● The exercise:
Would you pull out every line of the material that contains the string "structured"?

● Items from a dataset:

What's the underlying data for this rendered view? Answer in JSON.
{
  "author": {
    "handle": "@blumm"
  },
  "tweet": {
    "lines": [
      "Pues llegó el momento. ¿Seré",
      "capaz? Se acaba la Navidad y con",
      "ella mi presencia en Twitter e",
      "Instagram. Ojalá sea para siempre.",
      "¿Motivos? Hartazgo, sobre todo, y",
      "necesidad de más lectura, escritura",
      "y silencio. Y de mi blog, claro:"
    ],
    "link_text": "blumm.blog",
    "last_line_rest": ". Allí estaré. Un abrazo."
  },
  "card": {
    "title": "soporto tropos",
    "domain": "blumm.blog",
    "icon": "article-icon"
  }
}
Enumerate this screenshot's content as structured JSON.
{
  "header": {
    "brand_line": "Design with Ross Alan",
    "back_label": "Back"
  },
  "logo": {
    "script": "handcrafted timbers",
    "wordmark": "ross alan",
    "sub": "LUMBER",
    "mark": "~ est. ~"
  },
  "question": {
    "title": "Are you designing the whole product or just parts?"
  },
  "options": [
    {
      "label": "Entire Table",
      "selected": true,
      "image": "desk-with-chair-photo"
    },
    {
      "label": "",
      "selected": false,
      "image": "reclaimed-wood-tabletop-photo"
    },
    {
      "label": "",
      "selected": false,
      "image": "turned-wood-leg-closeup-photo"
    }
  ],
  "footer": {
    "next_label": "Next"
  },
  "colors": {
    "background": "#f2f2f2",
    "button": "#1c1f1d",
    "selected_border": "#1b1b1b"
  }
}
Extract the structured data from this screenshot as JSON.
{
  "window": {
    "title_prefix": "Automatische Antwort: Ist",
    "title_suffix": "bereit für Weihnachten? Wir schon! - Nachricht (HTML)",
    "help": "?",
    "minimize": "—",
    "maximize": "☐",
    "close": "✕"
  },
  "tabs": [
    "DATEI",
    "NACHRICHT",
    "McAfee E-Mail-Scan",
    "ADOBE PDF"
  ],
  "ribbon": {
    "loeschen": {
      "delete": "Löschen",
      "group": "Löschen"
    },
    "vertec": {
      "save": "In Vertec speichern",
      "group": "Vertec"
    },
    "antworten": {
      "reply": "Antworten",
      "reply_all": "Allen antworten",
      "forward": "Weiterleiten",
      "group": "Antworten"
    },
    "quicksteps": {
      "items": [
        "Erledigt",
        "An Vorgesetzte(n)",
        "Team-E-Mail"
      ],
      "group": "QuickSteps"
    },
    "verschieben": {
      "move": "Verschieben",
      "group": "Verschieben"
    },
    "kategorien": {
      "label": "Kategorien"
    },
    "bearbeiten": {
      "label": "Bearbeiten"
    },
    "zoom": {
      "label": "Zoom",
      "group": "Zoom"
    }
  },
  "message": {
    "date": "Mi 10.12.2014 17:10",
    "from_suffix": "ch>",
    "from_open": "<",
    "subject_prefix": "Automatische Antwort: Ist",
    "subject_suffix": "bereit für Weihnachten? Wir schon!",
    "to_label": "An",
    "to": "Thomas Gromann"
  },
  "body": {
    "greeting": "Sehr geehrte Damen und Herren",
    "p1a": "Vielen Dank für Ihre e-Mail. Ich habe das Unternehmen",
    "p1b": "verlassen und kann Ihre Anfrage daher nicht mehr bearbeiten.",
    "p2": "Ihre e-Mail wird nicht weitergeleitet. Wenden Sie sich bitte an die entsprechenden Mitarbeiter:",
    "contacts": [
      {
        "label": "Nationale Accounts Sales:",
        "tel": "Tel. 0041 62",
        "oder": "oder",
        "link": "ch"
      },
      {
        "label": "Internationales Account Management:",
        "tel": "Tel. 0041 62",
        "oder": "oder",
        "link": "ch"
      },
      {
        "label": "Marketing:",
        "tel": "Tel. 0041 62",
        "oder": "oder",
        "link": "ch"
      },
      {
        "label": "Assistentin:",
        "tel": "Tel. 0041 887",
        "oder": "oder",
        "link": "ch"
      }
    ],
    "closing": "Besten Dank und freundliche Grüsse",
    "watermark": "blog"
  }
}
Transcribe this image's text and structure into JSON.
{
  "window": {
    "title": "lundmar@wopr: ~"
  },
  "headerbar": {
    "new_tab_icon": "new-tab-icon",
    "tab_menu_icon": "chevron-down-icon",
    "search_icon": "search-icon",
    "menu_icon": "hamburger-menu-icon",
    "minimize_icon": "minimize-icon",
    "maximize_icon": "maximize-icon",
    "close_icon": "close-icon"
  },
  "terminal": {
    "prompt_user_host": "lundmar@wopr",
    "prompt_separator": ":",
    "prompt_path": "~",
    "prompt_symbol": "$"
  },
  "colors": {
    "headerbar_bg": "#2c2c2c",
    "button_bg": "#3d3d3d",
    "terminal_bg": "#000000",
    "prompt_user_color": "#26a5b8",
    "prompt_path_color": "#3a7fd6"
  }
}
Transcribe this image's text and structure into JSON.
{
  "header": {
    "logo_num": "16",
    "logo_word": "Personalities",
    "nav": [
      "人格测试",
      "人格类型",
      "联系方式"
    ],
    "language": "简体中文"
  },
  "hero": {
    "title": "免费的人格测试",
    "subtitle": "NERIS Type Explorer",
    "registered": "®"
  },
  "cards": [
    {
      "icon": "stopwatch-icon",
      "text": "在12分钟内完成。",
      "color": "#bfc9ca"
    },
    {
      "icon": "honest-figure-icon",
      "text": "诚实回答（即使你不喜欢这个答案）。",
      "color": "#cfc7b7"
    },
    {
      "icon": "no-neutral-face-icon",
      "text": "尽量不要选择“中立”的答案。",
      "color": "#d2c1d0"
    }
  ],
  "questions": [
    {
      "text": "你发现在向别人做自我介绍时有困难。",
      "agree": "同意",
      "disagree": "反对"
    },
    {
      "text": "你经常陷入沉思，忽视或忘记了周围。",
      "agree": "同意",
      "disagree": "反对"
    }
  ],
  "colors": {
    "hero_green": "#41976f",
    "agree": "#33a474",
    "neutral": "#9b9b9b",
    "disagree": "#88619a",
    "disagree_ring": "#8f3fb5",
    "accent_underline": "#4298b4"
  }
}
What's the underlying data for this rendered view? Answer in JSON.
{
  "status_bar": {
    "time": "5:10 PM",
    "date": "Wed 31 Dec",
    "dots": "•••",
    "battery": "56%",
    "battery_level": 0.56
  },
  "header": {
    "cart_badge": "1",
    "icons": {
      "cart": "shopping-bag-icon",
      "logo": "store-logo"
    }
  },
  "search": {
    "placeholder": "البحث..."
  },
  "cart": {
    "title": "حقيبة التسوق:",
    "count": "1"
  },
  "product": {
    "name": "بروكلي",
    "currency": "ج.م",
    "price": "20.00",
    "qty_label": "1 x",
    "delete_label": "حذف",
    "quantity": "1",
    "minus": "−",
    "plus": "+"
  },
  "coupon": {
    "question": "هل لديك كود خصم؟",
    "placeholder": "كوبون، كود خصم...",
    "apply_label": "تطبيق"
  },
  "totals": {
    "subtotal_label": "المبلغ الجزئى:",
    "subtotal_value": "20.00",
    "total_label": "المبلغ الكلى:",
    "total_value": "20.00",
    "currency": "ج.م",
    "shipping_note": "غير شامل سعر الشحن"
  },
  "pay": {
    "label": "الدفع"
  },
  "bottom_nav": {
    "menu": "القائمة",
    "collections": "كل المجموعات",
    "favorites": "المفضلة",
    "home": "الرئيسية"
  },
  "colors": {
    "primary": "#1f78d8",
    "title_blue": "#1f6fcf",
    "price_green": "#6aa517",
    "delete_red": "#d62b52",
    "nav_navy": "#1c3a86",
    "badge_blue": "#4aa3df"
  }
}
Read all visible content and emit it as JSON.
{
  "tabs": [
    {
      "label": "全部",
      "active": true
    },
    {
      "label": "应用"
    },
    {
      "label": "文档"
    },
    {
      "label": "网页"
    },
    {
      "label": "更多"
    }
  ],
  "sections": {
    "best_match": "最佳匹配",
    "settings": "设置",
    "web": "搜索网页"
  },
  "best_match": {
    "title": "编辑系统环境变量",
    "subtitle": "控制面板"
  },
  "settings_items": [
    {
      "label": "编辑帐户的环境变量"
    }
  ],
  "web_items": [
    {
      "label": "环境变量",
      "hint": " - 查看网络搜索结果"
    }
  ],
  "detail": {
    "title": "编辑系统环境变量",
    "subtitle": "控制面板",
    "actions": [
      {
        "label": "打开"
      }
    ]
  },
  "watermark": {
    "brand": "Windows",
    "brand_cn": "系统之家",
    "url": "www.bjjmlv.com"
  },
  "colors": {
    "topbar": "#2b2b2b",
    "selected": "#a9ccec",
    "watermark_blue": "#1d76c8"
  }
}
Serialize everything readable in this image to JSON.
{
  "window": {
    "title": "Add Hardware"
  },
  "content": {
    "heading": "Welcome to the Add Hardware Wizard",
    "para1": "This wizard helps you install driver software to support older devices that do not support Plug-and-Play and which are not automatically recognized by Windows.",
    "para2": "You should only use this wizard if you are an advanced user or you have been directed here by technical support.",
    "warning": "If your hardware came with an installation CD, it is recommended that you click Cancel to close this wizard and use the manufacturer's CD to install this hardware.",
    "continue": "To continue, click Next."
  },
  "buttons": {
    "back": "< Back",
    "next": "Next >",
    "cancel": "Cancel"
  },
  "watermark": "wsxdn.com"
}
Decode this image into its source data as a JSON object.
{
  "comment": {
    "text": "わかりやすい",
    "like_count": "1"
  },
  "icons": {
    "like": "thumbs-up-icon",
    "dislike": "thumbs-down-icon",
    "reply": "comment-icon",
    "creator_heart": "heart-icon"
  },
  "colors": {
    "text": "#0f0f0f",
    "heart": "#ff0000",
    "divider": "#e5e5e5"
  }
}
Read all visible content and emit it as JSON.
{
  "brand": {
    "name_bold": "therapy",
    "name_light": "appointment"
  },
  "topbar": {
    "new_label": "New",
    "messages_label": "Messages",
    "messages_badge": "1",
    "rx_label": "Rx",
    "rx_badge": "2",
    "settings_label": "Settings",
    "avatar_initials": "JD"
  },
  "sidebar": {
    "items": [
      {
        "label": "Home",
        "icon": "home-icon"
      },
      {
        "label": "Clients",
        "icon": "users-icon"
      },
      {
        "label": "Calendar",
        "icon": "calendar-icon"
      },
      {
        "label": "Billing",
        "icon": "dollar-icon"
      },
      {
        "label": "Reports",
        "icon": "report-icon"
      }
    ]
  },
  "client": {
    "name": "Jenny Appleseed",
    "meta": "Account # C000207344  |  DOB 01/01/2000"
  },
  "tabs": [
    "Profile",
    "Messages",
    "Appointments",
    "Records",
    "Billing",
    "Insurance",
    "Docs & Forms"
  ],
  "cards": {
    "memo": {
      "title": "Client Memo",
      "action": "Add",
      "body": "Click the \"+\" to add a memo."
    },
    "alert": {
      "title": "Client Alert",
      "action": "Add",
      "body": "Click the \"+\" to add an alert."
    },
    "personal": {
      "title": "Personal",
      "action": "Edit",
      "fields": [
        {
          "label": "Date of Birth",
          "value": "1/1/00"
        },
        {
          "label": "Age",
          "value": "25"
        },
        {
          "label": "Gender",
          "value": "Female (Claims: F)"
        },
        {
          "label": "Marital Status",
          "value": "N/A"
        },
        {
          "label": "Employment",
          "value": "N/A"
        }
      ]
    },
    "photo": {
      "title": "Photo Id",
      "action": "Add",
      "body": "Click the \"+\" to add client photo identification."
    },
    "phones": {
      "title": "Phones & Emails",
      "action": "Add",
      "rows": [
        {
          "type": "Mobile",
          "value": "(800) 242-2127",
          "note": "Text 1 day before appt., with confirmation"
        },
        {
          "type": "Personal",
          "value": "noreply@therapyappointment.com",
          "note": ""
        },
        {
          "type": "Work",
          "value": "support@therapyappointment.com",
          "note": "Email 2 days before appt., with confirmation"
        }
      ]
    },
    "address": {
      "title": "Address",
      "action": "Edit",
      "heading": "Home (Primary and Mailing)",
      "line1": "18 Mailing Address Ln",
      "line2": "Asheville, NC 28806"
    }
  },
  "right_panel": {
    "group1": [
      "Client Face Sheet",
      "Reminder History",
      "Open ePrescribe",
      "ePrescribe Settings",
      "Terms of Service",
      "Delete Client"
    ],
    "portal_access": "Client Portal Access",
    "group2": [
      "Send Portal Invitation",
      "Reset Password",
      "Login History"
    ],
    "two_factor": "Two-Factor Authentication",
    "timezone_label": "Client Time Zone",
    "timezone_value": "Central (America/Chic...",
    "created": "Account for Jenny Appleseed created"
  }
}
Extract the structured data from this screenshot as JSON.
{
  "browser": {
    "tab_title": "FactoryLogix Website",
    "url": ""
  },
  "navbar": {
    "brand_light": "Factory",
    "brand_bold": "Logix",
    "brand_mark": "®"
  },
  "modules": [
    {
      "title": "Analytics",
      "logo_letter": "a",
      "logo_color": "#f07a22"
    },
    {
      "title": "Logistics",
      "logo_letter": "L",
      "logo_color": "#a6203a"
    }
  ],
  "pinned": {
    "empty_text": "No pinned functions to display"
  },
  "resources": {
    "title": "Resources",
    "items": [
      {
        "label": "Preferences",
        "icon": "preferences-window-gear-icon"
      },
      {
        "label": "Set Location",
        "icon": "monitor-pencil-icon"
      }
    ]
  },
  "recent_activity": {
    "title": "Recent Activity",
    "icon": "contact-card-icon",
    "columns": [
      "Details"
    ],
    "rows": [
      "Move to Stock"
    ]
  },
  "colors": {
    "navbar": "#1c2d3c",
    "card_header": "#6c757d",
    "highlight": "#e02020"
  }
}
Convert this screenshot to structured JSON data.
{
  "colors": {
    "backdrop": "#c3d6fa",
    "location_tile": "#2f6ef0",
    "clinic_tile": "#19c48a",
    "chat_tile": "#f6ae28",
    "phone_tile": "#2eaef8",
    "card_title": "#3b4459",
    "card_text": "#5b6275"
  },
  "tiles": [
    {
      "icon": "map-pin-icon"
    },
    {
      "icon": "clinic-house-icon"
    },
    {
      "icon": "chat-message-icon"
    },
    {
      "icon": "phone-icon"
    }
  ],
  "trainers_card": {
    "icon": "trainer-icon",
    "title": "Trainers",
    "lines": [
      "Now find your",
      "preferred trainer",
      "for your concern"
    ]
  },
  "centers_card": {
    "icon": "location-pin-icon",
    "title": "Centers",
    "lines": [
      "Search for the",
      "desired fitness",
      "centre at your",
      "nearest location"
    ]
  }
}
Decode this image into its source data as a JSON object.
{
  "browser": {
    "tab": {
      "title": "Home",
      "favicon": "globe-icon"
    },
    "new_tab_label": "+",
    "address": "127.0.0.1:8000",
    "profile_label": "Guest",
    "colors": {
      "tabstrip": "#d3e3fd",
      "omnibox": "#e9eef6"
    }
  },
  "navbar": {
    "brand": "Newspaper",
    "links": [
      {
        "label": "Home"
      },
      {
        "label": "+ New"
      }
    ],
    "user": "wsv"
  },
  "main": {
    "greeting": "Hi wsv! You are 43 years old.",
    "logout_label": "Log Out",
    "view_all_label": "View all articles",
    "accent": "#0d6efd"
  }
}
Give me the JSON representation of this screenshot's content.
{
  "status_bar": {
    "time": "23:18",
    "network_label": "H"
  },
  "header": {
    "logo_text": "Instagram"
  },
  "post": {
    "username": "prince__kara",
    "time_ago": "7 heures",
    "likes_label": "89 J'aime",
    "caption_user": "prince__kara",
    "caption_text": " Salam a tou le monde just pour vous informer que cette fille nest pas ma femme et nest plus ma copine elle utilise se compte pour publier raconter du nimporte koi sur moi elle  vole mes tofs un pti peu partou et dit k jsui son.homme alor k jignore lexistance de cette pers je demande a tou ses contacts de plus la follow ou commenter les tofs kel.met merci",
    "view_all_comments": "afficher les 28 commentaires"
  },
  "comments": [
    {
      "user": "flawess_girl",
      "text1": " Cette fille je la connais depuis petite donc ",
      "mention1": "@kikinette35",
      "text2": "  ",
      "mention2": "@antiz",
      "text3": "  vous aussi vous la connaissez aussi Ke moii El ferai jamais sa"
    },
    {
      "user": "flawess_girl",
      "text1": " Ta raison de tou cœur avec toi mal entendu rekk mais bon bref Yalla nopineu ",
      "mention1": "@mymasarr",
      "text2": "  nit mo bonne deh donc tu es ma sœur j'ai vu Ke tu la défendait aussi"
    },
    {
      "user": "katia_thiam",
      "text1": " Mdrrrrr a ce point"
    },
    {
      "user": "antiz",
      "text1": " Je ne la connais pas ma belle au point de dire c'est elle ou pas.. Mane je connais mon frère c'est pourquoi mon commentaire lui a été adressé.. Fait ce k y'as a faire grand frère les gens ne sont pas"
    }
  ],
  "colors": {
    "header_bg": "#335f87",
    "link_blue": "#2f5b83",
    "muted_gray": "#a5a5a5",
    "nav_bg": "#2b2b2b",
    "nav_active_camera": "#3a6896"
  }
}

● Result:
Enumerate this screenshot's content as structured JSON.
Extract the structured data from this screenshot as JSON.
Extract the structured data from this screenshot as JSON.
Convert this screenshot to structured JSON data.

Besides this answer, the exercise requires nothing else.